§ TASK STATEMENT
Below are some records; return each one exactly.

§ EXTRACTED DATA
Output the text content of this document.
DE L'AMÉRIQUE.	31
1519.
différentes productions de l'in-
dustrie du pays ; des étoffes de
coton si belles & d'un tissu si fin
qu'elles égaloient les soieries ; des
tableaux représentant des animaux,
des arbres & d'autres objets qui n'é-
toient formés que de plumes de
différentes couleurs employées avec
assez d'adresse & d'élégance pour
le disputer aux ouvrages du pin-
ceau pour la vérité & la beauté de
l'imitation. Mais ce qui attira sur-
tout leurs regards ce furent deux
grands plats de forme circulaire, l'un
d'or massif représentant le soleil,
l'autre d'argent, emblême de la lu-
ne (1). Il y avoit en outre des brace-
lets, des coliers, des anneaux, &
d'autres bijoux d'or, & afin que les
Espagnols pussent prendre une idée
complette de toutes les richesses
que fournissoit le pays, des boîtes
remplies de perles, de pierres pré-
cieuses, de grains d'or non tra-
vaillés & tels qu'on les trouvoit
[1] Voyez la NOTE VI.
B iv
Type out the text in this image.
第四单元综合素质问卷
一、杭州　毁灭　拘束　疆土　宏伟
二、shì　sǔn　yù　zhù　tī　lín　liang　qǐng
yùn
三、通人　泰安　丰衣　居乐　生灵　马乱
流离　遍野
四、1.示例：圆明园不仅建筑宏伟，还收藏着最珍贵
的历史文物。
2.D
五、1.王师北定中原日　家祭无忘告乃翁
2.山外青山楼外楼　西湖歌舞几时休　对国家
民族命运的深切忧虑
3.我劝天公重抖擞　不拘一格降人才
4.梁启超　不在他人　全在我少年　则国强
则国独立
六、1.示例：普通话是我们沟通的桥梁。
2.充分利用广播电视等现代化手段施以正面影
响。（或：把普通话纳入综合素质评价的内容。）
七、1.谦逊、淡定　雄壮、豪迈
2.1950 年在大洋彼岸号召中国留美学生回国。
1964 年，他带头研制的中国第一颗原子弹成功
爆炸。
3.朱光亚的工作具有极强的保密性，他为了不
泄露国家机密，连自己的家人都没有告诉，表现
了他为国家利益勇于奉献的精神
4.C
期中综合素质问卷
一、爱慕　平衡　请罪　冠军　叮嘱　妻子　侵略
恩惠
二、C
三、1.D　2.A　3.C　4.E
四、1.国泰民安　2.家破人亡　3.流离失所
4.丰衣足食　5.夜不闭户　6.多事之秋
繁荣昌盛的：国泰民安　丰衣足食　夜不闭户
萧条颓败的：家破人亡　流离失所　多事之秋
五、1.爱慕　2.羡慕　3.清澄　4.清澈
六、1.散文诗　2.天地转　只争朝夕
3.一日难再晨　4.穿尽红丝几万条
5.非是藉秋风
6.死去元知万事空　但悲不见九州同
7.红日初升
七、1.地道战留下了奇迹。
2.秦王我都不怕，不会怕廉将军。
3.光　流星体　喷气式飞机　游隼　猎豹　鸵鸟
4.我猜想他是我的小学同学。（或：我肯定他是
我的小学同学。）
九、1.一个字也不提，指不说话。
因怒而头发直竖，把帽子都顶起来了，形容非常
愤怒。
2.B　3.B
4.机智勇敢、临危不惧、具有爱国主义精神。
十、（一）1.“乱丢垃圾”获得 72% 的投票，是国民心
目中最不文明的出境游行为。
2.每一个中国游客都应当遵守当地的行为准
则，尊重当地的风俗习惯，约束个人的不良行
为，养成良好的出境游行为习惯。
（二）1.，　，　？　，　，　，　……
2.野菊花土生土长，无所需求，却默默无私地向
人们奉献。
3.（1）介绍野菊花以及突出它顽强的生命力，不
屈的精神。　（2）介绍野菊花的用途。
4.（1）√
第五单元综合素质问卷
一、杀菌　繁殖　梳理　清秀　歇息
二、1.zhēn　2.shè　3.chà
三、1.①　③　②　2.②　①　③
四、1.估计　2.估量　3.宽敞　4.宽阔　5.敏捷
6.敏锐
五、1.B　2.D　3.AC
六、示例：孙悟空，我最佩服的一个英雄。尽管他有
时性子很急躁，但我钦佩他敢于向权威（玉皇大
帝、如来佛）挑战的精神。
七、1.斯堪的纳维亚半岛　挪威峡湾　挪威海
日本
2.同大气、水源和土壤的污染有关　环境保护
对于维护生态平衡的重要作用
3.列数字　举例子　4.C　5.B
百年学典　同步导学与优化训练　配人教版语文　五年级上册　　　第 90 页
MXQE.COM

§ TASK SOLUTION
Output the text content of this document.
DE L'AMÉRIQUE.	31
1519.
différentes productions de l'in-
dustrie du pays ; des étoffes de
coton si belles & d'un tissu si fin
qu'elles égaloient les soieries ; des
tableaux représentant des animaux,
des arbres & d'autres objets qui n'é-
toient formés que de plumes de
différentes couleurs employées avec
assez d'adresse & d'élégance pour
le disputer aux ouvrages du pin-
ceau pour la vérité & la beauté de
l'imitation. Mais ce qui attira sur-
tout leurs regards ce furent deux
grands plats de forme circulaire, l'un
d'or massif représentant le soleil,
l'autre d'argent, emblême de la lu-
ne (1). Il y avoit en outre des brace-
lets, des coliers, des anneaux, &
d'autres bijoux d'or, & afin que les
Espagnols pussent prendre une idée
complette de toutes les richesses
que fournissoit le pays, des boîtes
remplies de perles, de pierres pré-
cieuses, de grains d'or non tra-
vaillés & tels qu'on les trouvoit
[1] Voyez la NOTE VI.
B iv
Type out the text in this image.
第四单元综合素质问卷
一、杭州　毁灭　拘束　疆土　宏伟
二、shì　sǔn　yù　zhù　tī　lín　liang　qǐng
yùn
三、通人　泰安　丰衣　居乐　生灵　马乱
流离　遍野
四、1.示例：圆明园不仅建筑宏伟，还收藏着最珍贵
的历史文物。
2.D
五、1.王师北定中原日　家祭无忘告乃翁
2.山外青山楼外楼　西湖歌舞几时休　对国家
民族命运的深切忧虑
3.我劝天公重抖擞　不拘一格降人才
4.梁启超　不在他人　全在我少年　则国强
则国独立
六、1.示例：普通话是我们沟通的桥梁。
2.充分利用广播电视等现代化手段施以正面影
响。（或：把普通话纳入综合素质评价的内容。）
七、1.谦逊、淡定　雄壮、豪迈
2.1950 年在大洋彼岸号召中国留美学生回国。
1964 年，他带头研制的中国第一颗原子弹成功
爆炸。
3.朱光亚的工作具有极强的保密性，他为了不
泄露国家机密，连自己的家人都没有告诉，表现
了他为国家利益勇于奉献的精神
4.C
期中综合素质问卷
一、爱慕　平衡　请罪　冠军　叮嘱　妻子　侵略
恩惠
二、C
三、1.D　2.A　3.C　4.E
四、1.国泰民安　2.家破人亡　3.流离失所
4.丰衣足食　5.夜不闭户　6.多事之秋
繁荣昌盛的：国泰民安　丰衣足食　夜不闭户
萧条颓败的：家破人亡　流离失所　多事之秋
五、1.爱慕　2.羡慕　3.清澄　4.清澈
六、1.散文诗　2.天地转　只争朝夕
3.一日难再晨　4.穿尽红丝几万条
5.非是藉秋风
6.死去元知万事空　但悲不见九州同
7.红日初升
七、1.地道战留下了奇迹。
2.秦王我都不怕，不会怕廉将军。
3.光　流星体　喷气式飞机　游隼　猎豹　鸵鸟
4.我猜想他是我的小学同学。（或：我肯定他是
我的小学同学。）
九、1.一个字也不提，指不说话。
因怒而头发直竖，把帽子都顶起来了，形容非常
愤怒。
2.B　3.B
4.机智勇敢、临危不惧、具有爱国主义精神。
十、（一）1.“乱丢垃圾”获得 72% 的投票，是国民心
目中最不文明的出境游行为。
2.每一个中国游客都应当遵守当地的行为准
则，尊重当地的风俗习惯，约束个人的不良行
为，养成良好的出境游行为习惯。
（二）1.，　，　？　，　，　，　……
2.野菊花土生土长，无所需求，却默默无私地向
人们奉献。
3.（1）介绍野菊花以及突出它顽强的生命力，不
屈的精神。　（2）介绍野菊花的用途。
4.（1）√
第五单元综合素质问卷
一、杀菌　繁殖　梳理　清秀　歇息
二、1.zhēn　2.shè　3.chà
三、1.①　③　②　2.②　①　③
四、1.估计　2.估量　3.宽敞　4.宽阔　5.敏捷
6.敏锐
五、1.B　2.D　3.AC
六、示例：孙悟空，我最佩服的一个英雄。尽管他有
时性子很急躁，但我钦佩他敢于向权威（玉皇大
帝、如来佛）挑战的精神。
七、1.斯堪的纳维亚半岛　挪威峡湾　挪威海
日本
2.同大气、水源和土壤的污染有关　环境保护
对于维护生态平衡的重要作用
3.列数字　举例子　4.C　5.B
百年学典　同步导学与优化训练　配人教版语文　五年级上册　　　第 90 页
MXQE.COM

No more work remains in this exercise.